*Written problem*
Copy out every line containing the word "baby".

*Information given*
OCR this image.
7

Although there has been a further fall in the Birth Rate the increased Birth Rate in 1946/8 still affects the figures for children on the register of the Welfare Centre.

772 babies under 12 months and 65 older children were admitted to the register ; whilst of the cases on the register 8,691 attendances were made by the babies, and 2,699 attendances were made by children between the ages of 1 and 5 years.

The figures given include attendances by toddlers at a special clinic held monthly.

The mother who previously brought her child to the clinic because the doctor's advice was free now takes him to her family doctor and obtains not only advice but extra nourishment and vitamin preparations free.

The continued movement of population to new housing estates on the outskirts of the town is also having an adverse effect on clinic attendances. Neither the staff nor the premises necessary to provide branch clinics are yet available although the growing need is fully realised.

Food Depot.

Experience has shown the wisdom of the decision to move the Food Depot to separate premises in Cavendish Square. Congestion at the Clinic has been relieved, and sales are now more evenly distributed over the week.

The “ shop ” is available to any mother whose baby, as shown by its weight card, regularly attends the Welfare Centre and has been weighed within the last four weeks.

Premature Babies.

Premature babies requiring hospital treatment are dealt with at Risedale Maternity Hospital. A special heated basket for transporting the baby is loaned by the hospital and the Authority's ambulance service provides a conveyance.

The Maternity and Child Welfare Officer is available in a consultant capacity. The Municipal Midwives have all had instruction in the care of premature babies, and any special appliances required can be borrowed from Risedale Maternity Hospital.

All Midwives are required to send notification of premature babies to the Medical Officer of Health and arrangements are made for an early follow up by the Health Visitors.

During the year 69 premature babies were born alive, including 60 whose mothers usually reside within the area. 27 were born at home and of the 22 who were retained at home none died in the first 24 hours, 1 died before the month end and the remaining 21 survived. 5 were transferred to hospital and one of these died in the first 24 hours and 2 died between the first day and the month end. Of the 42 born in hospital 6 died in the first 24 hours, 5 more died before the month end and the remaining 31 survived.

*Task result*
The “ shop ” is available to any mother whose baby, as shown by its weight card, regularly attends the Welfare Centre and has been weighed within the last four weeks.
Premature babies requiring hospital treatment are dealt with at Risedale Maternity Hospital. A special heated basket for transporting the baby is loaned by the hospital and the Authority's ambulance service provides a conveyance.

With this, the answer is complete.